Directive: Copy out the lines from the start of the items up to and including the line that contains "sent-message-bubble[interactable]: it's my", keeping each one word for word.

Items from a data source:
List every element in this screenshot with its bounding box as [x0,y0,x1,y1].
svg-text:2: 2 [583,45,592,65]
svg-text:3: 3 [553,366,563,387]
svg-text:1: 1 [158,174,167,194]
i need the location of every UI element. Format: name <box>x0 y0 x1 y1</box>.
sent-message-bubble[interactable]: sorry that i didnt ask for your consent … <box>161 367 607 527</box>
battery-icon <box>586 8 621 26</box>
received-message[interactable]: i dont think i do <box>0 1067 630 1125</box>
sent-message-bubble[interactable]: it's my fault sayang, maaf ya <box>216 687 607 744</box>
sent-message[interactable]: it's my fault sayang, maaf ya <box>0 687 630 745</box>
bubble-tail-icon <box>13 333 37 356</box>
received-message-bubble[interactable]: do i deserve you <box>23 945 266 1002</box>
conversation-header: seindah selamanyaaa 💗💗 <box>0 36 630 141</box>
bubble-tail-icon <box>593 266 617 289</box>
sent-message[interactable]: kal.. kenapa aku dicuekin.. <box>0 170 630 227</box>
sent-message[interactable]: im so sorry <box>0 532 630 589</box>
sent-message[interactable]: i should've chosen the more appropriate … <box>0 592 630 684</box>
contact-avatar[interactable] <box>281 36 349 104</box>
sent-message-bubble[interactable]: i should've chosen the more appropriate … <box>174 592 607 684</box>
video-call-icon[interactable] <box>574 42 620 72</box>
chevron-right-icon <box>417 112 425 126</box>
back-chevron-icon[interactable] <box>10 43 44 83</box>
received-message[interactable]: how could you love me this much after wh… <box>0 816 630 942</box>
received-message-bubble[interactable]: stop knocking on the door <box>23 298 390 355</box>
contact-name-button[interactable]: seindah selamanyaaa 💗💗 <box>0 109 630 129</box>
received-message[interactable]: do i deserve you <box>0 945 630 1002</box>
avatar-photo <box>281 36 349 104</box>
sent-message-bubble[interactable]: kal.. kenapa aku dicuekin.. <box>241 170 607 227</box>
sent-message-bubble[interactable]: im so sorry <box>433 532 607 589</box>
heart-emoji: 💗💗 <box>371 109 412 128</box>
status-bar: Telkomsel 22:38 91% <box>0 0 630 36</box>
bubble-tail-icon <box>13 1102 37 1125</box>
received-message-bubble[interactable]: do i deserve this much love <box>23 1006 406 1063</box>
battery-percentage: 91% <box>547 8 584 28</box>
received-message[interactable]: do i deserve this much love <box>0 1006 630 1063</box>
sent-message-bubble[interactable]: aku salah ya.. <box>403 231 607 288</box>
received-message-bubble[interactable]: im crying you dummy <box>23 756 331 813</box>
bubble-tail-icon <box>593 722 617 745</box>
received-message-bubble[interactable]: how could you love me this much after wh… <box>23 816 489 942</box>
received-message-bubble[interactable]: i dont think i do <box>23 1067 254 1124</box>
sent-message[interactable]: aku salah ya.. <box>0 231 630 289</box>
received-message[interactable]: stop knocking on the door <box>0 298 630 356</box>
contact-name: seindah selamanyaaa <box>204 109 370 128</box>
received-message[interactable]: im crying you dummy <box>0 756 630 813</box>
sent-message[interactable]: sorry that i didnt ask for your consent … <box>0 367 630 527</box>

Answer to the exercise:
List every element in this screenshot with its bounding box as [x0,y0,x1,y1].
svg-text:2: 2 [583,45,592,65]
svg-text:3: 3 [553,366,563,387]
svg-text:1: 1 [158,174,167,194]
i need the location of every UI element. Format: name <box>x0 y0 x1 y1</box>.
sent-message-bubble[interactable]: sorry that i didnt ask for your consent … <box>161 367 607 527</box>
battery-icon <box>586 8 621 26</box>
received-message[interactable]: i dont think i do <box>0 1067 630 1125</box>
sent-message-bubble[interactable]: it's my fault sayang, maaf ya <box>216 687 607 744</box>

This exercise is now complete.